● SUPPLIED MATERIAL:
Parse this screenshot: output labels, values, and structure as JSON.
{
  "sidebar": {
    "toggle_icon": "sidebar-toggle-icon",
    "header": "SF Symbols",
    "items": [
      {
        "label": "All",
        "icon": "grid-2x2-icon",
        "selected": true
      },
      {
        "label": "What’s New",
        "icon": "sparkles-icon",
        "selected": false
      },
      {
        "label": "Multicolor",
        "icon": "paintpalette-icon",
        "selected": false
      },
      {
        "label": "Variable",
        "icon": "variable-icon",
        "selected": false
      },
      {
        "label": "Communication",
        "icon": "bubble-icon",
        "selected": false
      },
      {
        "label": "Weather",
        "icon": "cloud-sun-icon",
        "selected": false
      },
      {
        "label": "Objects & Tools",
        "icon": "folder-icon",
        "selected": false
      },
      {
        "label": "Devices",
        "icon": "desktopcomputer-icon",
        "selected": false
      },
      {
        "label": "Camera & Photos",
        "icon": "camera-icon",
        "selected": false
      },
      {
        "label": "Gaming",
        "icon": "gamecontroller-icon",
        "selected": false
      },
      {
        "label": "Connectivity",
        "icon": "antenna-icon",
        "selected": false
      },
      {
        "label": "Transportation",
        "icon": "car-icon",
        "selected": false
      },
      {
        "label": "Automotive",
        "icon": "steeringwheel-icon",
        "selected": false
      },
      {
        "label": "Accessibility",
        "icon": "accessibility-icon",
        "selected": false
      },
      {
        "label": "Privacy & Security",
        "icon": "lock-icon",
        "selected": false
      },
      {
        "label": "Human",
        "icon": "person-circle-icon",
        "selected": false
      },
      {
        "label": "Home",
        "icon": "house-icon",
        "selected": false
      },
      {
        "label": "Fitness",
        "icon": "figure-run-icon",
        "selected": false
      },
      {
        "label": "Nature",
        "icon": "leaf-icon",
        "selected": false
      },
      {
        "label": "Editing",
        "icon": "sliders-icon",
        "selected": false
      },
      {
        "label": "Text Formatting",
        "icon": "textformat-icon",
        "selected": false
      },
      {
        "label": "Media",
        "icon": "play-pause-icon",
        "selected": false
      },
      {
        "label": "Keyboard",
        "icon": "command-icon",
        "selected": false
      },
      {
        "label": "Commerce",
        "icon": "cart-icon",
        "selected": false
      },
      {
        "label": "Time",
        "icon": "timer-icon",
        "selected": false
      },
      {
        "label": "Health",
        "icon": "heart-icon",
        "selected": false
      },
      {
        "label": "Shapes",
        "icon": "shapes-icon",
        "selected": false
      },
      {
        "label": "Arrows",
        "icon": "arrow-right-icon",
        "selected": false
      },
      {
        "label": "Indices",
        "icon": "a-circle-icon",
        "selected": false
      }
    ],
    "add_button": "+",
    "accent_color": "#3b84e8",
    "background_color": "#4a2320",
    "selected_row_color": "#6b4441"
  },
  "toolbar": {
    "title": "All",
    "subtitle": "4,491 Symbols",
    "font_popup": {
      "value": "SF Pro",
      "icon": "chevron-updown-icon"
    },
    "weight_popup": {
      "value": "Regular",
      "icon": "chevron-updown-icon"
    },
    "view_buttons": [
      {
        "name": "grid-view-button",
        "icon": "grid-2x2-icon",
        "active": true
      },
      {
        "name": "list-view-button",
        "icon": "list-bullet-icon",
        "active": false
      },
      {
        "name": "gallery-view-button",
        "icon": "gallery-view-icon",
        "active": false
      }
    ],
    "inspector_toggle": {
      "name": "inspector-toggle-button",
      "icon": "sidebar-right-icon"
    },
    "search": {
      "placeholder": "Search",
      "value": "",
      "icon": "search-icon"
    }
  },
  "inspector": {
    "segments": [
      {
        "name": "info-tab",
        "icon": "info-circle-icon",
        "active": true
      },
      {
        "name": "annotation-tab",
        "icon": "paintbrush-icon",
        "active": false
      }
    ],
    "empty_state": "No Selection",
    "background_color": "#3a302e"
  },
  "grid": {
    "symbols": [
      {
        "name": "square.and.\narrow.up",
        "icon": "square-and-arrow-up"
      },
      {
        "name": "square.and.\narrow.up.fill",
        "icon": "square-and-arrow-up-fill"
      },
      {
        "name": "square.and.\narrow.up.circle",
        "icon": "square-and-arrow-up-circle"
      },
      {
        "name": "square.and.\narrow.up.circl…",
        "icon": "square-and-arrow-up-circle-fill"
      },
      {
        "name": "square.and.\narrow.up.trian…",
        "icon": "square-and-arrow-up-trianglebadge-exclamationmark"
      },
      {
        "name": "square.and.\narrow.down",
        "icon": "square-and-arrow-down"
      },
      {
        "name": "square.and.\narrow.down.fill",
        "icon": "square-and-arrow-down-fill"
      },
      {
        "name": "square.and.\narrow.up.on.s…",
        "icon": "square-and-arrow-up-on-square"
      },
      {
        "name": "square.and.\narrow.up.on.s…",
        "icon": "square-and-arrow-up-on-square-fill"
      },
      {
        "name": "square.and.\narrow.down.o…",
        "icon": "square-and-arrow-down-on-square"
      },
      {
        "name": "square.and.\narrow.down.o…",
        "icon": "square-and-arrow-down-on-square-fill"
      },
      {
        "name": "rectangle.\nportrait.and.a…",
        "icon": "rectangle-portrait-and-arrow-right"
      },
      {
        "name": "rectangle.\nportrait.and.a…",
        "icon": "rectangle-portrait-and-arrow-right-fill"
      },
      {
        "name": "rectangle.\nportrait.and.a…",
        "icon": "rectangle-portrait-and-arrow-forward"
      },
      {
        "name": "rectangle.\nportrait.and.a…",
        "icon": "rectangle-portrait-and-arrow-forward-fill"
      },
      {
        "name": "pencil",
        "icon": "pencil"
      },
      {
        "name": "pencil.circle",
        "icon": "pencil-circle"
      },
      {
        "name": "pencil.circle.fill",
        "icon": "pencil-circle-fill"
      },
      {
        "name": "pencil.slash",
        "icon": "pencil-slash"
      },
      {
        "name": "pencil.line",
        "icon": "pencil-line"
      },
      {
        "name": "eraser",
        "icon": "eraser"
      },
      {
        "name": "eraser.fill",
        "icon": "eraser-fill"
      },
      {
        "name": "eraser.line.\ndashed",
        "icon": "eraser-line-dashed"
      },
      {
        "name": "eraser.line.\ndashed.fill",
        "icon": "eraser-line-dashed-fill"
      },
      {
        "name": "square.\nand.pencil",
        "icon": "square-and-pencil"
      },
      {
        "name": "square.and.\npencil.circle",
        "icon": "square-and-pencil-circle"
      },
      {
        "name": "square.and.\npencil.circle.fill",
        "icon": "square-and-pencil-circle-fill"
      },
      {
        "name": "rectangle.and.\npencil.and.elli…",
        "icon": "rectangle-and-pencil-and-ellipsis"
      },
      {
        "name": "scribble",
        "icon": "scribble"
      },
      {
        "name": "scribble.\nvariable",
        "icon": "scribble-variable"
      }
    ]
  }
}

● SET EXERCISE: Write every entry out again exactly.

● TASK RESULT:
Parse this screenshot: output labels, values, and structure as JSON.
{
  "sidebar": {
    "toggle_icon": "sidebar-toggle-icon",
    "header": "SF Symbols",
    "items": [
      {
        "label": "All",
        "icon": "grid-2x2-icon",
        "selected": true
      },
      {
        "label": "What’s New",
        "icon": "sparkles-icon",
        "selected": false
      },
      {
        "label": "Multicolor",
        "icon": "paintpalette-icon",
        "selected": false
      },
      {
        "label": "Variable",
        "icon": "variable-icon",
        "selected": false
      },
      {
        "label": "Communication",
        "icon": "bubble-icon",
        "selected": false
      },
      {
        "label": "Weather",
        "icon": "cloud-sun-icon",
        "selected": false
      },
      {
        "label": "Objects & Tools",
        "icon": "folder-icon",
        "selected": false
      },
      {
        "label": "Devices",
        "icon": "desktopcomputer-icon",
        "selected": false
      },
      {
        "label": "Camera & Photos",
        "icon": "camera-icon",
        "selected": false
      },
      {
        "label": "Gaming",
        "icon": "gamecontroller-icon",
        "selected": false
      },
      {
        "label": "Connectivity",
        "icon": "antenna-icon",
        "selected": false
      },
      {
        "label": "Transportation",
        "icon": "car-icon",
        "selected": false
      },
      {
        "label": "Automotive",
        "icon": "steeringwheel-icon",
        "selected": false
      },
      {
        "label": "Accessibility",
        "icon": "accessibility-icon",
        "selected": false
      },
      {
        "label": "Privacy & Security",
        "icon": "lock-icon",
        "selected": false
      },
      {
        "label": "Human",
        "icon": "person-circle-icon",
        "selected": false
      },
      {
        "label": "Home",
        "icon": "house-icon",
        "selected": false
      },
      {
        "label": "Fitness",
        "icon": "figure-run-icon",
        "selected": false
      },
      {
        "label": "Nature",
        "icon": "leaf-icon",
        "selected": false
      },
      {
        "label": "Editing",
        "icon": "sliders-icon",
        "selected": false
      },
      {
        "label": "Text Formatting",
        "icon": "textformat-icon",
        "selected": false
      },
      {
        "label": "Media",
        "icon": "play-pause-icon",
        "selected": false
      },
      {
        "label": "Keyboard",
        "icon": "command-icon",
        "selected": false
      },
      {
        "label": "Commerce",
        "icon": "cart-icon",
        "selected": false
      },
      {
        "label": "Time",
        "icon": "timer-icon",
        "selected": false
      },
      {
        "label": "Health",
        "icon": "heart-icon",
        "selected": false
      },
      {
        "label": "Shapes",
        "icon": "shapes-icon",
        "selected": false
      },
      {
        "label": "Arrows",
        "icon": "arrow-right-icon",
        "selected": false
      },
      {
        "label": "Indices",
        "icon": "a-circle-icon",
        "selected": false
      }
    ],
    "add_button": "+",
    "accent_color": "#3b84e8",
    "background_color": "#4a2320",
    "selected_row_color": "#6b4441"
  },
  "toolbar": {
    "title": "All",
    "subtitle": "4,491 Symbols",
    "font_popup": {
      "value": "SF Pro",
      "icon": "chevron-updown-icon"
    },
    "weight_popup": {
      "value": "Regular",
      "icon": "chevron-updown-icon"
    },
    "view_buttons": [
      {
        "name": "grid-view-button",
        "icon": "grid-2x2-icon",
        "active": true
      },
      {
        "name": "list-view-button",
        "icon": "list-bullet-icon",
        "active": false
      },
      {
        "name": "gallery-view-button",
        "icon": "gallery-view-icon",
        "active": false
      }
    ],
    "inspector_toggle": {
      "name": "inspector-toggle-button",
      "icon": "sidebar-right-icon"
    },
    "search": {
      "placeholder": "Search",
      "value": "",
      "icon": "search-icon"
    }
  },
  "inspector": {
    "segments": [
      {
        "name": "info-tab",
        "icon": "info-circle-icon",
        "active": true
      },
      {
        "name": "annotation-tab",
        "icon": "paintbrush-icon",
        "active": false
      }
    ],
    "empty_state": "No Selection",
    "background_color": "#3a302e"
  },
  "grid": {
    "symbols": [
      {
        "name": "square.and.\narrow.up",
        "icon": "square-and-arrow-up"
      },
      {
        "name": "square.and.\narrow.up.fill",
        "icon": "square-and-arrow-up-fill"
      },
      {
        "name": "square.and.\narrow.up.circle",
        "icon": "square-and-arrow-up-circle"
      },
      {
        "name": "square.and.\narrow.up.circl…",
        "icon": "square-and-arrow-up-circle-fill"
      },
      {
        "name": "square.and.\narrow.up.trian…",
        "icon": "square-and-arrow-up-trianglebadge-exclamationmark"
      },
      {
        "name": "square.and.\narrow.down",
        "icon": "square-and-arrow-down"
      },
      {
        "name": "square.and.\narrow.down.fill",
        "icon": "square-and-arrow-down-fill"
      },
      {
        "name": "square.and.\narrow.up.on.s…",
        "icon": "square-and-arrow-up-on-square"
      },
      {
        "name": "square.and.\narrow.up.on.s…",
        "icon": "square-and-arrow-up-on-square-fill"
      },
      {
        "name": "square.and.\narrow.down.o…",
        "icon": "square-and-arrow-down-on-square"
      },
      {
        "name": "square.and.\narrow.down.o…",
        "icon": "square-and-arrow-down-on-square-fill"
      },
      {
        "name": "rectangle.\nportrait.and.a…",
        "icon": "rectangle-portrait-and-arrow-right"
      },
      {
        "name": "rectangle.\nportrait.and.a…",
        "icon": "rectangle-portrait-and-arrow-right-fill"
      },
      {
        "name": "rectangle.\nportrait.and.a…",
        "icon": "rectangle-portrait-and-arrow-forward"
      },
      {
        "name": "rectangle.\nportrait.and.a…",
        "icon": "rectangle-portrait-and-arrow-forward-fill"
      },
      {
        "name": "pencil",
        "icon": "pencil"
      },
      {
        "name": "pencil.circle",
        "icon": "pencil-circle"
      },
      {
        "name": "pencil.circle.fill",
        "icon": "pencil-circle-fill"
      },
      {
        "name": "pencil.slash",
        "icon": "pencil-slash"
      },
      {
        "name": "pencil.line",
        "icon": "pencil-line"
      },
      {
        "name": "eraser",
        "icon": "eraser"
      },
      {
        "name": "eraser.fill",
        "icon": "eraser-fill"
      },
      {
        "name": "eraser.line.\ndashed",
        "icon": "eraser-line-dashed"
      },
      {
        "name": "eraser.line.\ndashed.fill",
        "icon": "eraser-line-dashed-fill"
      },
      {
        "name": "square.\nand.pencil",
        "icon": "square-and-pencil"
      },
      {
        "name": "square.and.\npencil.circle",
        "icon": "square-and-pencil-circle"
      },
      {
        "name": "square.and.\npencil.circle.fill",
        "icon": "square-and-pencil-circle-fill"
      },
      {
        "name": "rectangle.and.\npencil.and.elli…",
        "icon": "rectangle-and-pencil-and-ellipsis"
      },
      {
        "name": "scribble",
        "icon": "scribble"
      },
      {
        "name": "scribble.\nvariable",
        "icon": "scribble-variable"
      }
    ]
  }
}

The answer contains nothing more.